- RECORDS SUPPLIED -
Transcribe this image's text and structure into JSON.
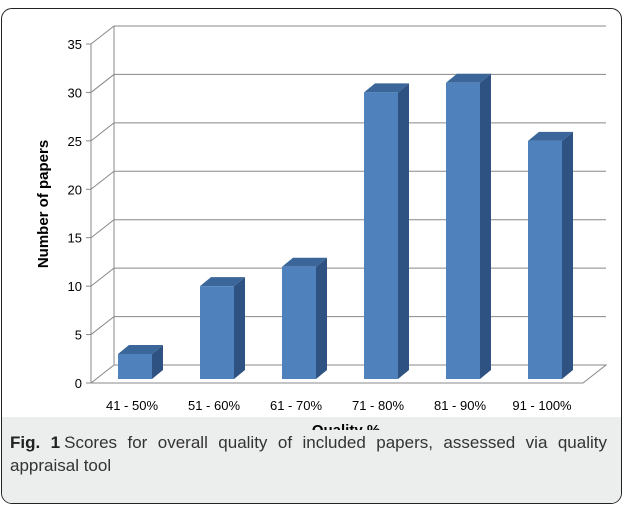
{
  "chart_data": {
    "type": "bar",
    "categories": [
      "41 - 50%",
      "51 - 60%",
      "61 - 70%",
      "71 - 80%",
      "81 - 90%",
      "91 - 100%"
    ],
    "values": [
      3,
      10,
      12,
      30,
      31,
      25
    ],
    "xlabel": "Quality %",
    "ylabel": "Number of papers",
    "ylim": [
      0,
      35
    ],
    "yticks": [
      0,
      5,
      10,
      15,
      20,
      25,
      30,
      35
    ],
    "grid": true,
    "style": "3d-column",
    "colors": {
      "front": "#4f81bd",
      "top": "#3a669a",
      "side": "#2e5382"
    }
  },
  "caption": {
    "label": "Fig. 1",
    "text": "Scores for overall quality of included papers, assessed via quality appraisal tool"
  }
}
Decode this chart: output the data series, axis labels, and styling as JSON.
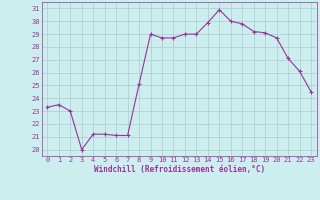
{
  "x": [
    0,
    1,
    2,
    3,
    4,
    5,
    6,
    7,
    8,
    9,
    10,
    11,
    12,
    13,
    14,
    15,
    16,
    17,
    18,
    19,
    20,
    21,
    22,
    23
  ],
  "y": [
    23.3,
    23.5,
    23.0,
    20.0,
    21.2,
    21.2,
    21.1,
    21.1,
    25.1,
    29.0,
    28.7,
    28.7,
    29.0,
    29.0,
    29.9,
    30.9,
    30.0,
    29.8,
    29.2,
    29.1,
    28.7,
    27.1,
    26.1,
    24.5
  ],
  "line_color": "#993399",
  "marker": "+",
  "marker_size": 3,
  "bg_color": "#cceeee",
  "grid_color": "#aacccc",
  "xlabel": "Windchill (Refroidissement éolien,°C)",
  "xlabel_color": "#993399",
  "tick_color": "#993399",
  "ylim": [
    19.5,
    31.5
  ],
  "xlim": [
    -0.5,
    23.5
  ],
  "yticks": [
    20,
    21,
    22,
    23,
    24,
    25,
    26,
    27,
    28,
    29,
    30,
    31
  ],
  "xticks": [
    0,
    1,
    2,
    3,
    4,
    5,
    6,
    7,
    8,
    9,
    10,
    11,
    12,
    13,
    14,
    15,
    16,
    17,
    18,
    19,
    20,
    21,
    22,
    23
  ]
}
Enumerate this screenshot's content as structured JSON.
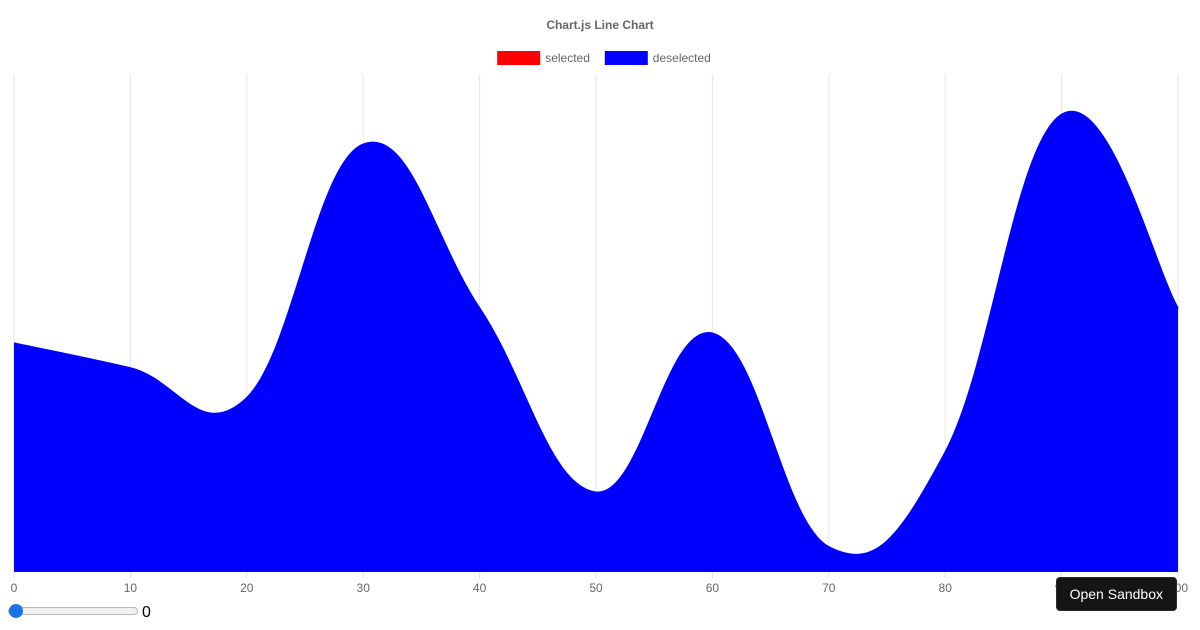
{
  "chart_data": {
    "type": "area",
    "title": "Chart.js Line Chart",
    "legend": {
      "position": "top",
      "items": [
        {
          "label": "selected",
          "color": "#ff0000"
        },
        {
          "label": "deselected",
          "color": "#0000ff"
        }
      ]
    },
    "x": [
      0,
      10,
      20,
      30,
      40,
      50,
      60,
      70,
      80,
      90,
      100
    ],
    "x_tick_labels": [
      "0",
      "10",
      "20",
      "30",
      "40",
      "50",
      "60",
      "70",
      "80",
      "90",
      "100"
    ],
    "series": [
      {
        "name": "deselected",
        "color": "#0000ff",
        "fill": true,
        "values": [
          46,
          41,
          35,
          86,
          53,
          16,
          48,
          5,
          24,
          92,
          53
        ]
      }
    ],
    "xlim": [
      0,
      100
    ],
    "ylim": [
      0,
      100
    ],
    "y_axis_visible": false,
    "grid": {
      "vertical": true,
      "horizontal": false
    }
  },
  "controls": {
    "slider_value": 0,
    "slider_value_label": "0",
    "slider_color": "#1a73e8",
    "open_sandbox_label": "Open Sandbox"
  }
}
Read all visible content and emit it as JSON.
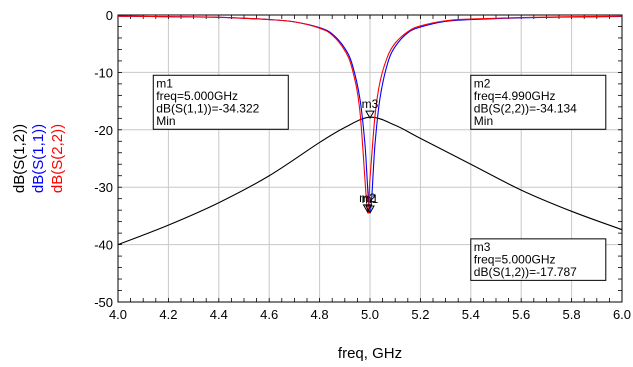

- PROBLEM TO SOLVE -
Go through the material above and print all of it exactly, except the pictures.

- RESULT FOR THIS TASK -
Transcribe this image's text and structure into JSON.
{
  "chart_data": {
    "type": "bar",
    "categories": [
      "41 - 50%",
      "51 - 60%",
      "61 - 70%",
      "71 - 80%",
      "81 - 90%",
      "91 - 100%"
    ],
    "values": [
      3,
      10,
      12,
      30,
      31,
      25
    ],
    "xlabel": "Quality %",
    "ylabel": "Number of papers",
    "ylim": [
      0,
      35
    ],
    "yticks": [
      0,
      5,
      10,
      15,
      20,
      25,
      30,
      35
    ],
    "grid": true,
    "style": "3d-column",
    "colors": {
      "front": "#4f81bd",
      "top": "#3a669a",
      "side": "#2e5382"
    }
  },
  "caption": {
    "label": "Fig. 1",
    "text": "Scores for overall quality of included papers, assessed via quality appraisal tool"
  }
}
Decode this chart: output the data series, axis labels, and styling as JSON.
{
  "x": [
    0,
    1,
    2,
    3,
    4,
    5,
    6,
    7,
    8,
    9,
    10,
    11,
    12,
    13,
    14,
    15,
    16,
    17,
    18,
    19,
    20,
    21,
    22,
    23
  ],
  "y": [
    23.3,
    23.5,
    23.0,
    20.0,
    21.2,
    21.2,
    21.1,
    21.1,
    25.1,
    29.0,
    28.7,
    28.7,
    29.0,
    29.0,
    29.9,
    30.9,
    30.0,
    29.8,
    29.2,
    29.1,
    28.7,
    27.1,
    26.1,
    24.5
  ],
  "line_color": "#993399",
  "marker": "+",
  "marker_size": 3,
  "bg_color": "#cceeee",
  "grid_color": "#aacccc",
  "xlabel": "Windchill (Refroidissement éolien,°C)",
  "xlabel_color": "#993399",
  "tick_color": "#993399",
  "ylim": [
    19.5,
    31.5
  ],
  "xlim": [
    -0.5,
    23.5
  ],
  "yticks": [
    20,
    21,
    22,
    23,
    24,
    25,
    26,
    27,
    28,
    29,
    30,
    31
  ],
  "xticks": [
    0,
    1,
    2,
    3,
    4,
    5,
    6,
    7,
    8,
    9,
    10,
    11,
    12,
    13,
    14,
    15,
    16,
    17,
    18,
    19,
    20,
    21,
    22,
    23
  ]
}
Enumerate this screenshot's content as structured JSON.
{
  "chart_data": {
    "type": "area",
    "title": "Chart.js Line Chart",
    "legend": {
      "position": "top",
      "items": [
        {
          "label": "selected",
          "color": "#ff0000"
        },
        {
          "label": "deselected",
          "color": "#0000ff"
        }
      ]
    },
    "x": [
      0,
      10,
      20,
      30,
      40,
      50,
      60,
      70,
      80,
      90,
      100
    ],
    "x_tick_labels": [
      "0",
      "10",
      "20",
      "30",
      "40",
      "50",
      "60",
      "70",
      "80",
      "90",
      "100"
    ],
    "series": [
      {
        "name": "deselected",
        "color": "#0000ff",
        "fill": true,
        "values": [
          46,
          41,
          35,
          86,
          53,
          16,
          48,
          5,
          24,
          92,
          53
        ]
      }
    ],
    "xlim": [
      0,
      100
    ],
    "ylim": [
      0,
      100
    ],
    "y_axis_visible": false,
    "grid": {
      "vertical": true,
      "horizontal": false
    }
  },
  "controls": {
    "slider_value": 0,
    "slider_value_label": "0",
    "slider_color": "#1a73e8",
    "open_sandbox_label": "Open Sandbox"
  }
}
Read all visible content and emit it as JSON.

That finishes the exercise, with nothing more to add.